**DIRECTIVE:** Everything from the line that contains "OCR this image." through the final line of the records should be written out exactly, and nothing outside that span.

[Entries taken from a collection]
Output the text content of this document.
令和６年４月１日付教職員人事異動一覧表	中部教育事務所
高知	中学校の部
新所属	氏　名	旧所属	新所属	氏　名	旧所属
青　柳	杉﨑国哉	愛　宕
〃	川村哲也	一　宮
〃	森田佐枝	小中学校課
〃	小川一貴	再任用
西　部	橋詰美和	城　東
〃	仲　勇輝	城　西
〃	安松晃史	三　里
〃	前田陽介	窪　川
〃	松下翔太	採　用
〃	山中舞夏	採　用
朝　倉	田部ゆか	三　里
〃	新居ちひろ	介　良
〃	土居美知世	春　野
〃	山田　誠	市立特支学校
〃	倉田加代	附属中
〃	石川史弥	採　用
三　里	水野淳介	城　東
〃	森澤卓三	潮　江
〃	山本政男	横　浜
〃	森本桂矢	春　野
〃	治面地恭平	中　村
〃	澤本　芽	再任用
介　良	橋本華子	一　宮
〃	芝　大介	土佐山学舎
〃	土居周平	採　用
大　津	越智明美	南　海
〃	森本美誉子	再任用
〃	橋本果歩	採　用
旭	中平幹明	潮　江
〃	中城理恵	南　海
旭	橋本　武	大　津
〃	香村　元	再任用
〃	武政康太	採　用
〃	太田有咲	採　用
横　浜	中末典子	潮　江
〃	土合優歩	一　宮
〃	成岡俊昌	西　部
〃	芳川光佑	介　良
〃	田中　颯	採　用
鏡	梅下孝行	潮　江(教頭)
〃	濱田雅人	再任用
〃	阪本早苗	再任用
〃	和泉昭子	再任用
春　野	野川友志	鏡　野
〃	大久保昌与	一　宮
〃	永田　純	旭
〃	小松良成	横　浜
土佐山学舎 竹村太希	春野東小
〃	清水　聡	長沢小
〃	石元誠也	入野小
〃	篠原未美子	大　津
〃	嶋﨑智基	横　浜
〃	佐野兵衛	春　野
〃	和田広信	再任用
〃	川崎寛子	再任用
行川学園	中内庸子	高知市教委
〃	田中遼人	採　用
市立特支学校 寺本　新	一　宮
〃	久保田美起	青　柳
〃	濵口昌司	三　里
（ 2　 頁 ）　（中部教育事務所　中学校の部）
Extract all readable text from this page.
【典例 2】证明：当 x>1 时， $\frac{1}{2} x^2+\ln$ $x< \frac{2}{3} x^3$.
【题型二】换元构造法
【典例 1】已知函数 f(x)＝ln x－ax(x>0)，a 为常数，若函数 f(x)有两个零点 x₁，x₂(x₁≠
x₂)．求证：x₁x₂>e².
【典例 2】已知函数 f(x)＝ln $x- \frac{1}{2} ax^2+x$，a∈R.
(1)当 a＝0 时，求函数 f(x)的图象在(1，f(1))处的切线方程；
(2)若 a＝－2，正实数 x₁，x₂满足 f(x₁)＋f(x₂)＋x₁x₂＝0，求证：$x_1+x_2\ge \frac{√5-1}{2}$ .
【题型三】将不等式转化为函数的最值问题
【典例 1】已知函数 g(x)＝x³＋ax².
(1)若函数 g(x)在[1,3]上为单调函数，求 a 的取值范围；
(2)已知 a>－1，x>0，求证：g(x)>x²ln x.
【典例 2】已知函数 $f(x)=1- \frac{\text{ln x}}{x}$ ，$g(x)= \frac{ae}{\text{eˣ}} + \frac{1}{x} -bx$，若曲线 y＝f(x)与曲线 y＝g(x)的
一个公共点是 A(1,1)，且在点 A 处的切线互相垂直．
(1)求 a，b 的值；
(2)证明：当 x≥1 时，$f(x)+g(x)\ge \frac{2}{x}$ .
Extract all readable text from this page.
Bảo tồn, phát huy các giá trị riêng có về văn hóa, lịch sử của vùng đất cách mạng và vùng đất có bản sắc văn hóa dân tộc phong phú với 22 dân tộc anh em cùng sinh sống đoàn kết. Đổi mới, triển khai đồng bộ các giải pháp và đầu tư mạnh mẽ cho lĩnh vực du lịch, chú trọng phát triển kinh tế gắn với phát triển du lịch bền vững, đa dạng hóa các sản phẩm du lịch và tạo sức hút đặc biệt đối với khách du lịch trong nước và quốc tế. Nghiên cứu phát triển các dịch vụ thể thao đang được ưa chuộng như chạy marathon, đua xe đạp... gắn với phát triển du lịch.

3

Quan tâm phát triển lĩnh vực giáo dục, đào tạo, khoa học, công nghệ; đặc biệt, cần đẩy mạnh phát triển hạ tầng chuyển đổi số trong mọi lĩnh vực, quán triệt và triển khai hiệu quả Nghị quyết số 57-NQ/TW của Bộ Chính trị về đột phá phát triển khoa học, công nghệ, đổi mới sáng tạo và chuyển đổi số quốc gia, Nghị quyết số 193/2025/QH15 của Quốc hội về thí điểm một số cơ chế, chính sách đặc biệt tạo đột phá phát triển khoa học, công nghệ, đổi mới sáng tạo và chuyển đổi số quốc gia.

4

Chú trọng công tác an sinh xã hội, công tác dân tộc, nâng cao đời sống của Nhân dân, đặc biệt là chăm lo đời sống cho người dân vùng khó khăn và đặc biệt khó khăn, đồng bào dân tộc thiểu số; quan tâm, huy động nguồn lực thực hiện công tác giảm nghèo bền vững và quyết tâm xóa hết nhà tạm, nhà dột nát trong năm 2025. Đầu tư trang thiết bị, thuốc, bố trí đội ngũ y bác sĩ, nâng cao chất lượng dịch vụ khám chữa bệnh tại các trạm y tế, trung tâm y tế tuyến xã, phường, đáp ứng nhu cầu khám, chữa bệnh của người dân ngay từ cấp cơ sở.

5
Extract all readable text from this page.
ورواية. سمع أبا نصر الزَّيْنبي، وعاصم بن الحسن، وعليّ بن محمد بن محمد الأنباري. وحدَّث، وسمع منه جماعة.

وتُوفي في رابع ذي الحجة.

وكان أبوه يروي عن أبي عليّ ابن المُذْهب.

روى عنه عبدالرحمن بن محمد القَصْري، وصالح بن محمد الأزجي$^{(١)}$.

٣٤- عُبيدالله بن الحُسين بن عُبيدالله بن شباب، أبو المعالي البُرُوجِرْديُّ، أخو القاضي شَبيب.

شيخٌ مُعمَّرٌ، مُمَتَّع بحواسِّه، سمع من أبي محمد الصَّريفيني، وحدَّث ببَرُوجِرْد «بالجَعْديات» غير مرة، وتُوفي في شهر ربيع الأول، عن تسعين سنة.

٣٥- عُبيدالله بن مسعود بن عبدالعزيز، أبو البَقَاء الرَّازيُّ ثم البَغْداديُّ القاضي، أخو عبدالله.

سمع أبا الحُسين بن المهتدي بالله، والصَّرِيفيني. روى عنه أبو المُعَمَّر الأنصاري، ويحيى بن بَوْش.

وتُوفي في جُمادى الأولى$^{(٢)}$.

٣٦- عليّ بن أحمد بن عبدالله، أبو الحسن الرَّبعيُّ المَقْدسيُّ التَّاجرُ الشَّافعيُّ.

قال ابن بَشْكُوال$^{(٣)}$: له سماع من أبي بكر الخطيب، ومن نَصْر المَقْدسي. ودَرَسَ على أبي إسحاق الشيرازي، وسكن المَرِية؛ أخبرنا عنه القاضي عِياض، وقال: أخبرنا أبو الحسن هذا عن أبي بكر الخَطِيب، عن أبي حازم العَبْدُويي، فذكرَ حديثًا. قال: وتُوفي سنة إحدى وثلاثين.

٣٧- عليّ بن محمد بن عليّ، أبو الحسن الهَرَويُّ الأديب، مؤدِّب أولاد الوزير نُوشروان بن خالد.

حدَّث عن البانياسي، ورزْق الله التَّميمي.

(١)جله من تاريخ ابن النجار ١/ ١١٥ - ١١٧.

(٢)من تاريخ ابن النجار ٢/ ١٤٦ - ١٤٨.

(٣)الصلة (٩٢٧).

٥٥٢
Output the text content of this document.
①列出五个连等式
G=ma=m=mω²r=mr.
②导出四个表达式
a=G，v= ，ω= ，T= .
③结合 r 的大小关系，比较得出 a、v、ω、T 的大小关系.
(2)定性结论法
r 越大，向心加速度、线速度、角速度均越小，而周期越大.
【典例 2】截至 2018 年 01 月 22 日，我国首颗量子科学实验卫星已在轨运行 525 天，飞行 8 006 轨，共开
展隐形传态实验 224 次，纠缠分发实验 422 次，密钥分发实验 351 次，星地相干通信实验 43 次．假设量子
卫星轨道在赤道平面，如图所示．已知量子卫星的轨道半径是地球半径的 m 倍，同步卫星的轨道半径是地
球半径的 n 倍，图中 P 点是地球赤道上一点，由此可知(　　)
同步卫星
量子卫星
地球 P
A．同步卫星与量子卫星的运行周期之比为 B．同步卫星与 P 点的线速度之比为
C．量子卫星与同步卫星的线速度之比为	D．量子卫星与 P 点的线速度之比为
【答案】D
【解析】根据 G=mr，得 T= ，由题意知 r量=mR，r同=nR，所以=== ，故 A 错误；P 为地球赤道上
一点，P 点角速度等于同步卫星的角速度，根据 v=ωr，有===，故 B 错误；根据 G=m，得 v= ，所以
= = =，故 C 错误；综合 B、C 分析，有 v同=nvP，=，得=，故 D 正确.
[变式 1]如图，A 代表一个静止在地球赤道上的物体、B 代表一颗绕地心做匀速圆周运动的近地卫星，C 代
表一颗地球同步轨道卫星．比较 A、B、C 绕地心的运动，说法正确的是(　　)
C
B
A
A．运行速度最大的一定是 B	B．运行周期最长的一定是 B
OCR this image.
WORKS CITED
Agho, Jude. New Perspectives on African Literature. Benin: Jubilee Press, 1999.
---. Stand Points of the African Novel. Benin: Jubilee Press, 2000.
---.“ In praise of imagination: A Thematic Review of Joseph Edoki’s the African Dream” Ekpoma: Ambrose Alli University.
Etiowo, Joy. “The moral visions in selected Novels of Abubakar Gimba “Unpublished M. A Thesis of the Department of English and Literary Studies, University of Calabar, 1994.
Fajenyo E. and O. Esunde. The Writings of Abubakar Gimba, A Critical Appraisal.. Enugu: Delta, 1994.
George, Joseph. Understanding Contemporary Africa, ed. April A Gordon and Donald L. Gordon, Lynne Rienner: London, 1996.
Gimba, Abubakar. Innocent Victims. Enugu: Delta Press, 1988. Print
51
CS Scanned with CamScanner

**EXERCISE ANSWER:**
OCR this image.
WORKS CITED
Agho, Jude. New Perspectives on African Literature. Benin: Jubilee Press, 1999.
---. Stand Points of the African Novel. Benin: Jubilee Press, 2000.
---.“ In praise of imagination: A Thematic Review of Joseph Edoki’s the African Dream” Ekpoma: Ambrose Alli University.
Etiowo, Joy. “The moral visions in selected Novels of Abubakar Gimba “Unpublished M. A Thesis of the Department of English and Literary Studies, University of Calabar, 1994.
Fajenyo E. and O. Esunde. The Writings of Abubakar Gimba, A Critical Appraisal.. Enugu: Delta, 1994.
George, Joseph. Understanding Contemporary Africa, ed. April A Gordon and Donald L. Gordon, Lynne Rienner: London, 1996.
Gimba, Abubakar. Innocent Victims. Enugu: Delta Press, 1988. Print
51
CS Scanned with CamScanner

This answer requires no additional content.